>> Begin Given entries
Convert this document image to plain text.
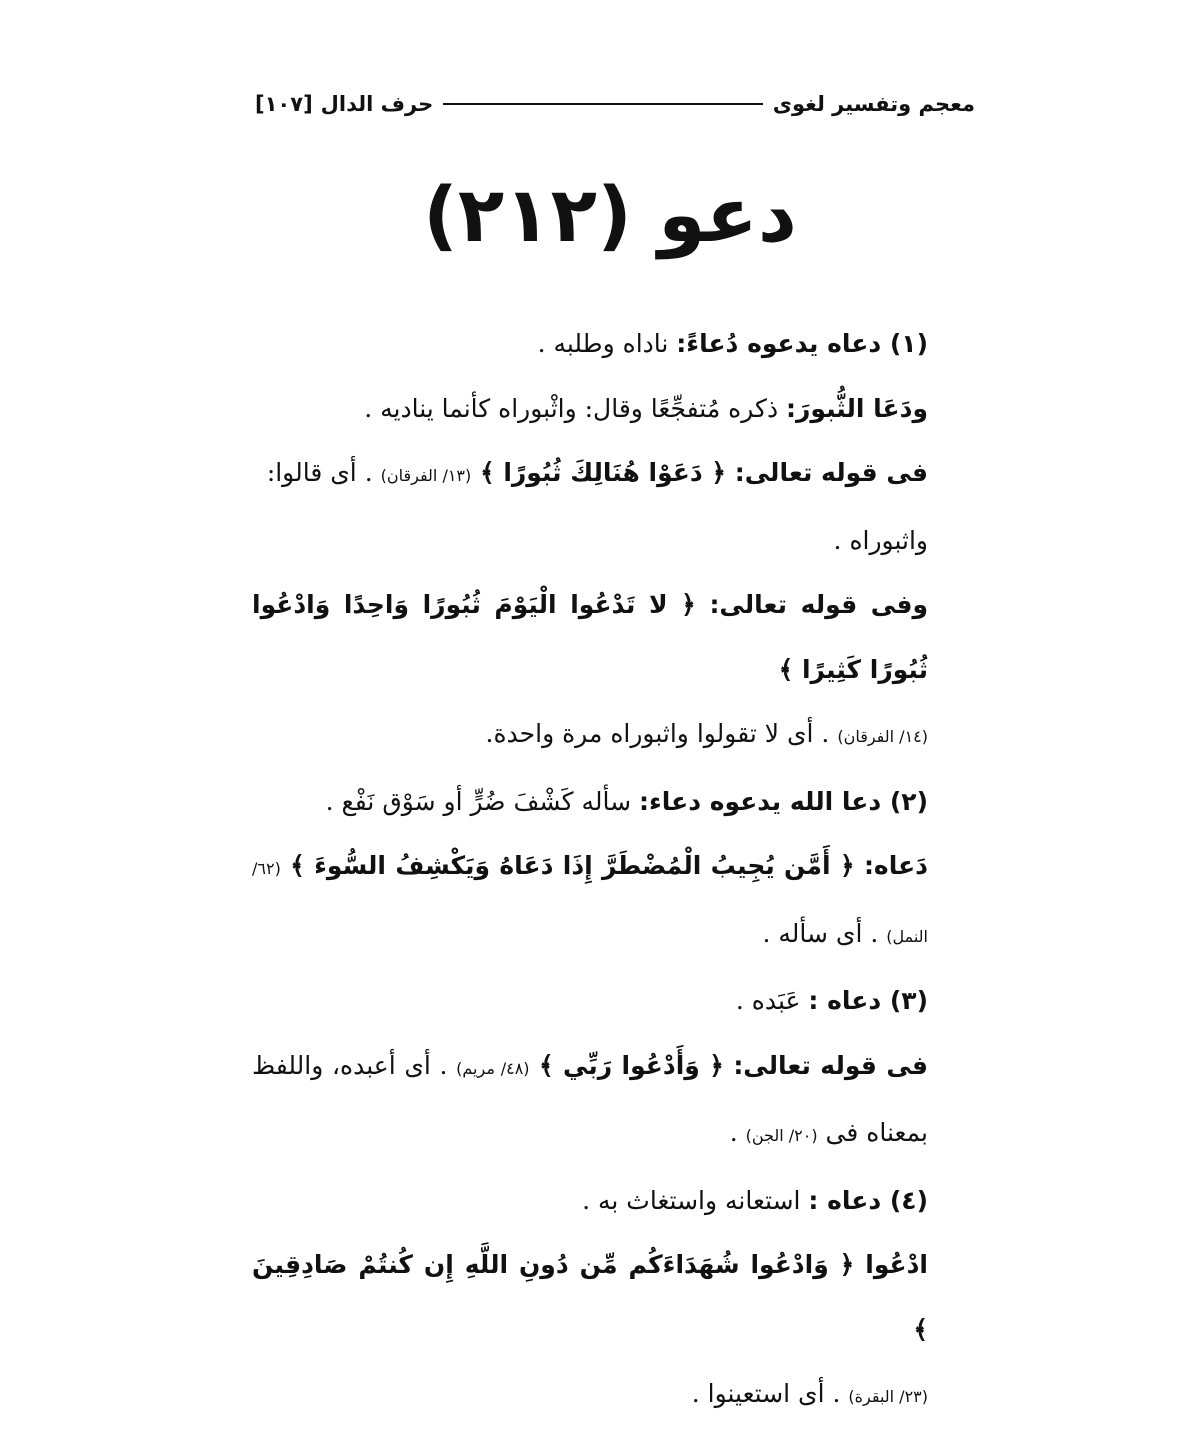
معجم وتفسير لغوى
حرف الدال
[١٠٧]
دعو (٢١٢)

(١) دعاه يدعوه دُعاءً: ناداه وطلبه .

ودَعَا الثُّبورَ: ذكره مُتفجِّعًا وقال: واثْبوراه كأنما يناديه .

فى قوله تعالى: ﴿ دَعَوْا هُنَالِكَ ثُبُورًا ﴾ (١٣/ الفرقان) . أى قالوا: واثبوراه .

وفى قوله تعالى: ﴿ لا تَدْعُوا الْيَوْمَ ثُبُورًا وَاحِدًا وَادْعُوا ثُبُورًا كَثِيرًا ﴾
(١٤/ الفرقان) . أى لا تقولوا واثبوراه مرة واحدة.

(٢) دعا الله يدعوه دعاء: سأله كَشْفَ ضُرٍّ أو سَوْق نَفْع .

دَعاه: ﴿ أَمَّن يُجِيبُ الْمُضْطَرَّ إِذَا دَعَاهُ وَيَكْشِفُ السُّوءَ ﴾ (٦٢/ النمل) . أى سأله .

(٣) دعاه : عَبَده .

فى قوله تعالى: ﴿ وَأَدْعُوا رَبِّي ﴾ (٤٨/ مريم) . أى أعبده، واللفظ بمعناه فى (٢٠/ الجن) .

(٤) دعاه : استعانه واستغاث به .

ادْعُوا ﴿ وَادْعُوا شُهَدَاءَكُم مِّن دُونِ اللَّهِ إِن كُنتُمْ صَادِقِينَ ﴾
(٢٣/ البقرة) . أى استعينوا .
>> End Given entries
[Stated exercise]: For the entries above, count the lines that contain the string "يدعوه", and state that number without further comment.

[Written response]: 2